= Instruction =
Can you retype every record below exactly as written?

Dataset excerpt
--- BEGIN ---
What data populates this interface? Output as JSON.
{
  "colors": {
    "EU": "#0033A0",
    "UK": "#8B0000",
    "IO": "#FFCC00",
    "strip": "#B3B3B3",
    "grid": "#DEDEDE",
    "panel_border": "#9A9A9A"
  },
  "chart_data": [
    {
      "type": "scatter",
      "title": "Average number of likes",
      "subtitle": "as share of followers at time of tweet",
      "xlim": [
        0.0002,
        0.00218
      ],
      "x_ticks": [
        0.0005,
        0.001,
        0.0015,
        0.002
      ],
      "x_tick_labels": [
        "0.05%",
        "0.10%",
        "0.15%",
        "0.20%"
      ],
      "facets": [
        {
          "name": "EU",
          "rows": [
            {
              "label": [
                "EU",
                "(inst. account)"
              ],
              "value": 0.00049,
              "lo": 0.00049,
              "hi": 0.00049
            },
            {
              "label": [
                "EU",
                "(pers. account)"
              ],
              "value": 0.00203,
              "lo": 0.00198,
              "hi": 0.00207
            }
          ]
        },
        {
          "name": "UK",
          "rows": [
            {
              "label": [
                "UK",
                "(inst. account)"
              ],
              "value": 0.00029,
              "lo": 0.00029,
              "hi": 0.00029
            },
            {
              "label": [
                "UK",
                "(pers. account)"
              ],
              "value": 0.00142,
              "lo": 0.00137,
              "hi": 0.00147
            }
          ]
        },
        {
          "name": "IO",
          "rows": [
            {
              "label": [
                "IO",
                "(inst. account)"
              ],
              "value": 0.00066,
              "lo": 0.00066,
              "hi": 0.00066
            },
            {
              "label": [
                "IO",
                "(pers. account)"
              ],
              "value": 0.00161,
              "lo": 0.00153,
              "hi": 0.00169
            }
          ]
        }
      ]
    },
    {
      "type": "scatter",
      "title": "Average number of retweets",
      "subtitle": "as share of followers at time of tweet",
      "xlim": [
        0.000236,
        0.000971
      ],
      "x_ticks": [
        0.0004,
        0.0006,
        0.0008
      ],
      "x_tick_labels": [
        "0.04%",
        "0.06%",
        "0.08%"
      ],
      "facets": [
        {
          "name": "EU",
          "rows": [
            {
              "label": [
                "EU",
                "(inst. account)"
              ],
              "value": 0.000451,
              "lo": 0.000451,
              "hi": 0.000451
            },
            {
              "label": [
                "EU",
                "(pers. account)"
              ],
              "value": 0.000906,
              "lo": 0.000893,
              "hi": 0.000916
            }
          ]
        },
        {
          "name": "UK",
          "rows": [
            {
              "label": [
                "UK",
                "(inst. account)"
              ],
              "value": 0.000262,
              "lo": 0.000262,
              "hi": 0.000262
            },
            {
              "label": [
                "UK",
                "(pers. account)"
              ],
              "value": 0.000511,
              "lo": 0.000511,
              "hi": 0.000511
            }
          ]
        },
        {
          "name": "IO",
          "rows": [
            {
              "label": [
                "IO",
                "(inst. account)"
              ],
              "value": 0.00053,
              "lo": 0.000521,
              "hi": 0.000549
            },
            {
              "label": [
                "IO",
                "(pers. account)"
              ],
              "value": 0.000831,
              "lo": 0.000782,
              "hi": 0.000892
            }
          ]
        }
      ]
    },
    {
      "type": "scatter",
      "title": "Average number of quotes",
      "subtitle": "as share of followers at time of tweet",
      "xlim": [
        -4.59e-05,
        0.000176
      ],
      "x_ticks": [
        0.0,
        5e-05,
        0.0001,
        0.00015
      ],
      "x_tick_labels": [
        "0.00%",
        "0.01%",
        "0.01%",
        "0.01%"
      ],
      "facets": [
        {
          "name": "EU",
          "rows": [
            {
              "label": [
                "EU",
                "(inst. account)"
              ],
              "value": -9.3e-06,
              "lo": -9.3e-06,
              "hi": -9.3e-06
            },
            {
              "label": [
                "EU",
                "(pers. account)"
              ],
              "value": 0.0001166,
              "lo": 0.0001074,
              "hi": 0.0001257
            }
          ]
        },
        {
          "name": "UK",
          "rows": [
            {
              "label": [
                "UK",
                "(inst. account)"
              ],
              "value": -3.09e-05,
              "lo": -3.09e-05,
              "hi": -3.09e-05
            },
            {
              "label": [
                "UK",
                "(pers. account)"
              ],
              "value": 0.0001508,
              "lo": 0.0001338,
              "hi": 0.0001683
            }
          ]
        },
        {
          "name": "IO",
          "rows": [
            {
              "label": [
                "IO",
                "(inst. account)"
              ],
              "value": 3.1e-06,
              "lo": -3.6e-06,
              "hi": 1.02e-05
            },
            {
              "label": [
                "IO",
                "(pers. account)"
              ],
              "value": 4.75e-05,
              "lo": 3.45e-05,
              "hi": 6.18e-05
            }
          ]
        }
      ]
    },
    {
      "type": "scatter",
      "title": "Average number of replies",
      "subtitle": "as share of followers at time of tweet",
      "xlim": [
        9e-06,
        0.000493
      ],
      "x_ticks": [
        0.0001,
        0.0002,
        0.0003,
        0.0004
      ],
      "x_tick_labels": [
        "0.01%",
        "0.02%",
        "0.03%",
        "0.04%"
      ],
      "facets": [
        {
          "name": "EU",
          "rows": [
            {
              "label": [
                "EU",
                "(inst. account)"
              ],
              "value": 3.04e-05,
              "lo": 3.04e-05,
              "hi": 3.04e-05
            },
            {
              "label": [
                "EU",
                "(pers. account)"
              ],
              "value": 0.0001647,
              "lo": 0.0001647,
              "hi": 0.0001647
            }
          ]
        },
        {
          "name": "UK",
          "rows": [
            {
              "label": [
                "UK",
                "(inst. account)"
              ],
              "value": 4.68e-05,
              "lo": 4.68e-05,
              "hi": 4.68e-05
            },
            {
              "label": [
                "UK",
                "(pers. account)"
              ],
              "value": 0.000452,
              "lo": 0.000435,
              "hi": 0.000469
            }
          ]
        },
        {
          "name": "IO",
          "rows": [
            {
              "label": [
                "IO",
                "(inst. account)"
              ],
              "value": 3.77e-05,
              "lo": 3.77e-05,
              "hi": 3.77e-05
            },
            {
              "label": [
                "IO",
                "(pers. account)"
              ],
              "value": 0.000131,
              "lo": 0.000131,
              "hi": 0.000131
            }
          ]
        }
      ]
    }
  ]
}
--- END ---
= Result of this task =
What data populates this interface? Output as JSON.
{
  "colors": {
    "EU": "#0033A0",
    "UK": "#8B0000",
    "IO": "#FFCC00",
    "strip": "#B3B3B3",
    "grid": "#DEDEDE",
    "panel_border": "#9A9A9A"
  },
  "chart_data": [
    {
      "type": "scatter",
      "title": "Average number of likes",
      "subtitle": "as share of followers at time of tweet",
      "xlim": [
        0.0002,
        0.00218
      ],
      "x_ticks": [
        0.0005,
        0.001,
        0.0015,
        0.002
      ],
      "x_tick_labels": [
        "0.05%",
        "0.10%",
        "0.15%",
        "0.20%"
      ],
      "facets": [
        {
          "name": "EU",
          "rows": [
            {
              "label": [
                "EU",
                "(inst. account)"
              ],
              "value": 0.00049,
              "lo": 0.00049,
              "hi": 0.00049
            },
            {
              "label": [
                "EU",
                "(pers. account)"
              ],
              "value": 0.00203,
              "lo": 0.00198,
              "hi": 0.00207
            }
          ]
        },
        {
          "name": "UK",
          "rows": [
            {
              "label": [
                "UK",
                "(inst. account)"
              ],
              "value": 0.00029,
              "lo": 0.00029,
              "hi": 0.00029
            },
            {
              "label": [
                "UK",
                "(pers. account)"
              ],
              "value": 0.00142,
              "lo": 0.00137,
              "hi": 0.00147
            }
          ]
        },
        {
          "name": "IO",
          "rows": [
            {
              "label": [
                "IO",
                "(inst. account)"
              ],
              "value": 0.00066,
              "lo": 0.00066,
              "hi": 0.00066
            },
            {
              "label": [
                "IO",
                "(pers. account)"
              ],
              "value": 0.00161,
              "lo": 0.00153,
              "hi": 0.00169
            }
          ]
        }
      ]
    },
    {
      "type": "scatter",
      "title": "Average number of retweets",
      "subtitle": "as share of followers at time of tweet",
      "xlim": [
        0.000236,
        0.000971
      ],
      "x_ticks": [
        0.0004,
        0.0006,
        0.0008
      ],
      "x_tick_labels": [
        "0.04%",
        "0.06%",
        "0.08%"
      ],
      "facets": [
        {
          "name": "EU",
          "rows": [
            {
              "label": [
                "EU",
                "(inst. account)"
              ],
              "value": 0.000451,
              "lo": 0.000451,
              "hi": 0.000451
            },
            {
              "label": [
                "EU",
                "(pers. account)"
              ],
              "value": 0.000906,
              "lo": 0.000893,
              "hi": 0.000916
            }
          ]
        },
        {
          "name": "UK",
          "rows": [
            {
              "label": [
                "UK",
                "(inst. account)"
              ],
              "value": 0.000262,
              "lo": 0.000262,
              "hi": 0.000262
            },
            {
              "label": [
                "UK",
                "(pers. account)"
              ],
              "value": 0.000511,
              "lo": 0.000511,
              "hi": 0.000511
            }
          ]
        },
        {
          "name": "IO",
          "rows": [
            {
              "label": [
                "IO",
                "(inst. account)"
              ],
              "value": 0.00053,
              "lo": 0.000521,
              "hi": 0.000549
            },
            {
              "label": [
                "IO",
                "(pers. account)"
              ],
              "value": 0.000831,
              "lo": 0.000782,
              "hi": 0.000892
            }
          ]
        }
      ]
    },
    {
      "type": "scatter",
      "title": "Average number of quotes",
      "subtitle": "as share of followers at time of tweet",
      "xlim": [
        -4.59e-05,
        0.000176
      ],
      "x_ticks": [
        0.0,
        5e-05,
        0.0001,
        0.00015
      ],
      "x_tick_labels": [
        "0.00%",
        "0.01%",
        "0.01%",
        "0.01%"
      ],
      "facets": [
        {
          "name": "EU",
          "rows": [
            {
              "label": [
                "EU",
                "(inst. account)"
              ],
              "value": -9.3e-06,
              "lo": -9.3e-06,
              "hi": -9.3e-06
            },
            {
              "label": [
                "EU",
                "(pers. account)"
              ],
              "value": 0.0001166,
              "lo": 0.0001074,
              "hi": 0.0001257
            }
          ]
        },
        {
          "name": "UK",
          "rows": [
            {
              "label": [
                "UK",
                "(inst. account)"
              ],
              "value": -3.09e-05,
              "lo": -3.09e-05,
              "hi": -3.09e-05
            },
            {
              "label": [
                "UK",
                "(pers. account)"
              ],
              "value": 0.0001508,
              "lo": 0.0001338,
              "hi": 0.0001683
            }
          ]
        },
        {
          "name": "IO",
          "rows": [
            {
              "label": [
                "IO",
                "(inst. account)"
              ],
              "value": 3.1e-06,
              "lo": -3.6e-06,
              "hi": 1.02e-05
            },
            {
              "label": [
                "IO",
                "(pers. account)"
              ],
              "value": 4.75e-05,
              "lo": 3.45e-05,
              "hi": 6.18e-05
            }
          ]
        }
      ]
    },
    {
      "type": "scatter",
      "title": "Average number of replies",
      "subtitle": "as share of followers at time of tweet",
      "xlim": [
        9e-06,
        0.000493
      ],
      "x_ticks": [
        0.0001,
        0.0002,
        0.0003,
        0.0004
      ],
      "x_tick_labels": [
        "0.01%",
        "0.02%",
        "0.03%",
        "0.04%"
      ],
      "facets": [
        {
          "name": "EU",
          "rows": [
            {
              "label": [
                "EU",
                "(inst. account)"
              ],
              "value": 3.04e-05,
              "lo": 3.04e-05,
              "hi": 3.04e-05
            },
            {
              "label": [
                "EU",
                "(pers. account)"
              ],
              "value": 0.0001647,
              "lo": 0.0001647,
              "hi": 0.0001647
            }
          ]
        },
        {
          "name": "UK",
          "rows": [
            {
              "label": [
                "UK",
                "(inst. account)"
              ],
              "value": 4.68e-05,
              "lo": 4.68e-05,
              "hi": 4.68e-05
            },
            {
              "label": [
                "UK",
                "(pers. account)"
              ],
              "value": 0.000452,
              "lo": 0.000435,
              "hi": 0.000469
            }
          ]
        },
        {
          "name": "IO",
          "rows": [
            {
              "label": [
                "IO",
                "(inst. account)"
              ],
              "value": 3.77e-05,
              "lo": 3.77e-05,
              "hi": 3.77e-05
            },
            {
              "label": [
                "IO",
                "(pers. account)"
              ],
              "value": 0.000131,
              "lo": 0.000131,
              "hi": 0.000131
            }
          ]
        }
      ]
    }
  ]
}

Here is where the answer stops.